What you are asked to do
For every line in the records that has the word "bras", make a copy.

◆ ◆ ◆ ◆ ◆ ◆ ◆

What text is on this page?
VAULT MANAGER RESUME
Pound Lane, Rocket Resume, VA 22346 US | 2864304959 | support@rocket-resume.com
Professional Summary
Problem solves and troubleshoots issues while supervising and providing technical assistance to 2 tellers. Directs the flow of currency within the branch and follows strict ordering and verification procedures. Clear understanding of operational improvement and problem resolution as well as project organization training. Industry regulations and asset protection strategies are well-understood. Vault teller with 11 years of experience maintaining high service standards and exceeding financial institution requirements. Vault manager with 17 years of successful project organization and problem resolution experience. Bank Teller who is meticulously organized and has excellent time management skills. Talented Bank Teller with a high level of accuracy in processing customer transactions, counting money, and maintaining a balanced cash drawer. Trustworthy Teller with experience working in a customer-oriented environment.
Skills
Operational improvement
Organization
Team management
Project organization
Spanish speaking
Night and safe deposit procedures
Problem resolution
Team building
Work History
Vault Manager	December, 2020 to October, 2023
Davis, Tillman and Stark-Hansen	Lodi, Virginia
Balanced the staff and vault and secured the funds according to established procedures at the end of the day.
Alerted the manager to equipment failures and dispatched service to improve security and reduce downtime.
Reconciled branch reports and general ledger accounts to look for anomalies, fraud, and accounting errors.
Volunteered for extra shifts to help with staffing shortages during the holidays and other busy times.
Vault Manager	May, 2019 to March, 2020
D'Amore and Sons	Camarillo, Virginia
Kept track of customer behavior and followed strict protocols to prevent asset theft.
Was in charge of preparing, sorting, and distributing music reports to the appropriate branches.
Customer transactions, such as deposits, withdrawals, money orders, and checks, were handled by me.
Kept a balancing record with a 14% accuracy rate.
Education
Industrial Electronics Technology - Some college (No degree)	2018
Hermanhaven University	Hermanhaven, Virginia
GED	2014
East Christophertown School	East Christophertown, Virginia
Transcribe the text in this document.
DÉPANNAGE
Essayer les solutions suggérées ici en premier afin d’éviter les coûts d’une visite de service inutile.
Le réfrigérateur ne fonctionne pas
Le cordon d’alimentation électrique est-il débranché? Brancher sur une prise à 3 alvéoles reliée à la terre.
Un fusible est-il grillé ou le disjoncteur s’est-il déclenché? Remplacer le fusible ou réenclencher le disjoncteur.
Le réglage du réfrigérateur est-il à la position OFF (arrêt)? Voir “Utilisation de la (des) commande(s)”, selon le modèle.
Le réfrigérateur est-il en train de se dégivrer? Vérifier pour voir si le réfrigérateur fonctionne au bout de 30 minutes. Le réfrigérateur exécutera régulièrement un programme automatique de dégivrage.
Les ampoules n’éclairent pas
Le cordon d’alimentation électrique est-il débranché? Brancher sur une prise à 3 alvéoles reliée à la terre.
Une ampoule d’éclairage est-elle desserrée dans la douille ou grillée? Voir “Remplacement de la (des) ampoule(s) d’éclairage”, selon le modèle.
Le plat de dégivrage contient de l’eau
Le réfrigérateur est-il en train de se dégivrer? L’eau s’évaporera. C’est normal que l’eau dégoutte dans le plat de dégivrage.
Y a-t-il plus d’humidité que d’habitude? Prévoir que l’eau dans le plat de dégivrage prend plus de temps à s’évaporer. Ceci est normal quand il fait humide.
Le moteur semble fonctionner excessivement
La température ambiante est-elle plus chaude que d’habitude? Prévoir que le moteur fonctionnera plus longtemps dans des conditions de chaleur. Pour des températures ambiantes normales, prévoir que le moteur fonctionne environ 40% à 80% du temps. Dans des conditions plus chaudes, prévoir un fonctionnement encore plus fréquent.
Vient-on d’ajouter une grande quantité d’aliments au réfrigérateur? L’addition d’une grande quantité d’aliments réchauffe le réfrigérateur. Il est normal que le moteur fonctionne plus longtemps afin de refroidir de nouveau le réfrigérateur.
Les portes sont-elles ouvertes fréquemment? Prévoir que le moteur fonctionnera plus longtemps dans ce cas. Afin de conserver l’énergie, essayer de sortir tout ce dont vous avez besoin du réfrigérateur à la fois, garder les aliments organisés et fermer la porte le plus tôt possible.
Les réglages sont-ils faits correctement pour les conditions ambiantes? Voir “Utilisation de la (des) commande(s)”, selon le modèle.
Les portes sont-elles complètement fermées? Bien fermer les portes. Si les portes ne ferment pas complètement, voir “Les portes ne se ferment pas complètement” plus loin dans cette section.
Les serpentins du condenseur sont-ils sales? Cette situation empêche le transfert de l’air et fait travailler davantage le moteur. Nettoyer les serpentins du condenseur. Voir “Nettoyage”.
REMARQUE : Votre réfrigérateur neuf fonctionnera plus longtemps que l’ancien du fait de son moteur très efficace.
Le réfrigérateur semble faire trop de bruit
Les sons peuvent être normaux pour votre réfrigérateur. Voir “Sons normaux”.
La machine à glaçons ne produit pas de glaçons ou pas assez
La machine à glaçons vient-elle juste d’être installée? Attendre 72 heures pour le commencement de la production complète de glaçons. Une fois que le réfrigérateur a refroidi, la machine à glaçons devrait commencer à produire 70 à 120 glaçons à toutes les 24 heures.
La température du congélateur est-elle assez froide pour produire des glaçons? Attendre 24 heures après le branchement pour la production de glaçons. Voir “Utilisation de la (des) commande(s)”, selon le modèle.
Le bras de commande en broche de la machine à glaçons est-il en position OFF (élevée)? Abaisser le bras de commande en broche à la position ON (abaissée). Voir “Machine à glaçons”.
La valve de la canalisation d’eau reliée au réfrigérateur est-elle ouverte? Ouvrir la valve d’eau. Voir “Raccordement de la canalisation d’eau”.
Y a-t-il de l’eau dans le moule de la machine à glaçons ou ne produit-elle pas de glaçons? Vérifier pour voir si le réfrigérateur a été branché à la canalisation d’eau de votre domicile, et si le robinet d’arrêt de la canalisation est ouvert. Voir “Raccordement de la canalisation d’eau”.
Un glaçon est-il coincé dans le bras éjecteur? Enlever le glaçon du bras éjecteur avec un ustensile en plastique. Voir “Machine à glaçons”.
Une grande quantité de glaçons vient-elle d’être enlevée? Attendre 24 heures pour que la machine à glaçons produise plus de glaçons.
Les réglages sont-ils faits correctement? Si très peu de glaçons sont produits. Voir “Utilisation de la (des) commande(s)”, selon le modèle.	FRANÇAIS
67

◆ ◆ ◆ ◆ ◆ ◆ ◆

Reply
Le bras de commande en broche de la machine à glaçons est-il en position OFF (élevée)? Abaisser le bras de commande en broche à la position ON (abaissée). Voir “Machine à glaçons”.
Un glaçon est-il coincé dans le bras éjecteur? Enlever le glaçon du bras éjecteur avec un ustensile en plastique. Voir “Machine à glaçons”.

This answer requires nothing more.